→ What needs to be done: Transcribe every entry word for word, leaving out all images.

→ Records provided:
────────────────
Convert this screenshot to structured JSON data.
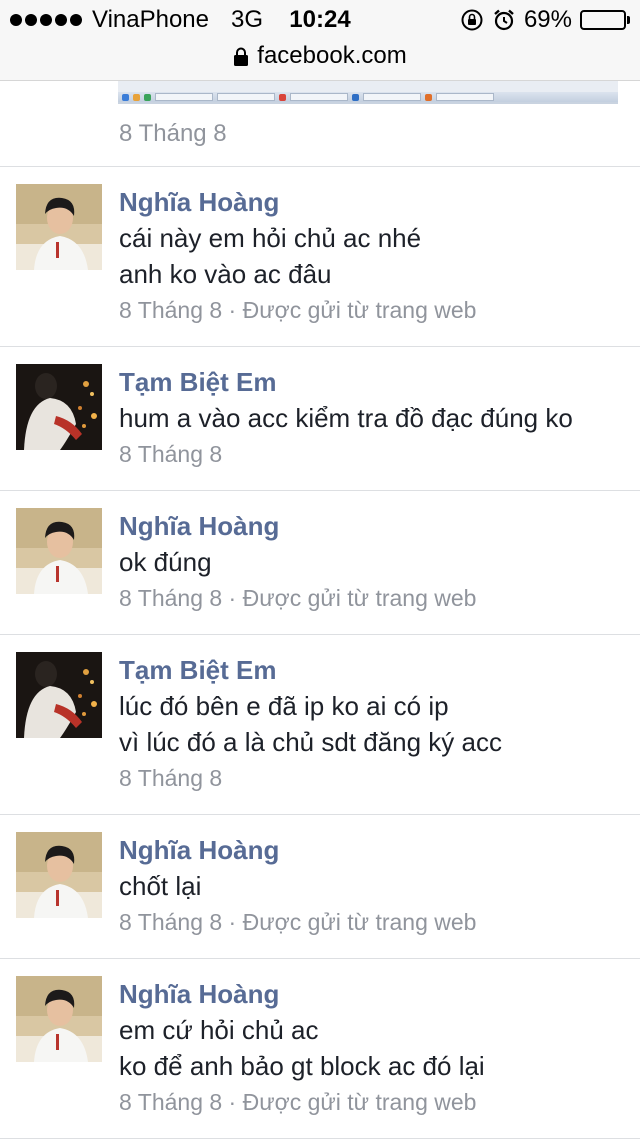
{
  "status_bar": {
    "carrier": "VinaPhone",
    "network": "3G",
    "time": "10:24",
    "battery": "69%",
    "battery_level": 0.69,
    "icons": [
      "orientation-lock-icon",
      "alarm-icon",
      "battery-icon"
    ]
  },
  "url_bar": {
    "domain": "facebook.com",
    "icon": "lock-icon"
  },
  "first_block": {
    "meta": "8 Tháng 8"
  },
  "comments": [
    {
      "author": "Nghĩa Hoàng",
      "lines": [
        "cái này em hỏi chủ ac nhé",
        "anh ko vào ac đâu"
      ],
      "meta": "8 Tháng 8 · Được gửi từ trang web"
    },
    {
      "author": "Tạm Biệt Em",
      "lines": [
        "hum a vào acc kiểm tra đồ đạc đúng ko"
      ],
      "meta": "8 Tháng 8"
    },
    {
      "author": "Nghĩa Hoàng",
      "lines": [
        "ok đúng"
      ],
      "meta": "8 Tháng 8 · Được gửi từ trang web"
    },
    {
      "author": "Tạm Biệt Em",
      "lines": [
        "lúc đó bên e đã ip ko ai có ip",
        "vì lúc đó a là chủ sdt đăng ký acc"
      ],
      "meta": "8 Tháng 8"
    },
    {
      "author": "Nghĩa Hoàng",
      "lines": [
        "chốt lại"
      ],
      "meta": "8 Tháng 8 · Được gửi từ trang web"
    },
    {
      "author": "Nghĩa Hoàng",
      "lines": [
        "em cứ hỏi chủ ac",
        "ko để anh bảo gt block ac đó lại"
      ],
      "meta": "8 Tháng 8 · Được gửi từ trang web"
    }
  ],
  "colors": {
    "author": "#576b95",
    "text": "#1d2129",
    "meta": "#90949c",
    "divider": "#dddfe2"
  }
}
────────────────
→ Task result:
Convert this screenshot to structured JSON data.
{
  "status_bar": {
    "carrier": "VinaPhone",
    "network": "3G",
    "time": "10:24",
    "battery": "69%",
    "battery_level": 0.69,
    "icons": [
      "orientation-lock-icon",
      "alarm-icon",
      "battery-icon"
    ]
  },
  "url_bar": {
    "domain": "facebook.com",
    "icon": "lock-icon"
  },
  "first_block": {
    "meta": "8 Tháng 8"
  },
  "comments": [
    {
      "author": "Nghĩa Hoàng",
      "lines": [
        "cái này em hỏi chủ ac nhé",
        "anh ko vào ac đâu"
      ],
      "meta": "8 Tháng 8 · Được gửi từ trang web"
    },
    {
      "author": "Tạm Biệt Em",
      "lines": [
        "hum a vào acc kiểm tra đồ đạc đúng ko"
      ],
      "meta": "8 Tháng 8"
    },
    {
      "author": "Nghĩa Hoàng",
      "lines": [
        "ok đúng"
      ],
      "meta": "8 Tháng 8 · Được gửi từ trang web"
    },
    {
      "author": "Tạm Biệt Em",
      "lines": [
        "lúc đó bên e đã ip ko ai có ip",
        "vì lúc đó a là chủ sdt đăng ký acc"
      ],
      "meta": "8 Tháng 8"
    },
    {
      "author": "Nghĩa Hoàng",
      "lines": [
        "chốt lại"
      ],
      "meta": "8 Tháng 8 · Được gửi từ trang web"
    },
    {
      "author": "Nghĩa Hoàng",
      "lines": [
        "em cứ hỏi chủ ac",
        "ko để anh bảo gt block ac đó lại"
      ],
      "meta": "8 Tháng 8 · Được gửi từ trang web"
    }
  ],
  "colors": {
    "author": "#576b95",
    "text": "#1d2129",
    "meta": "#90949c",
    "divider": "#dddfe2"
  }
}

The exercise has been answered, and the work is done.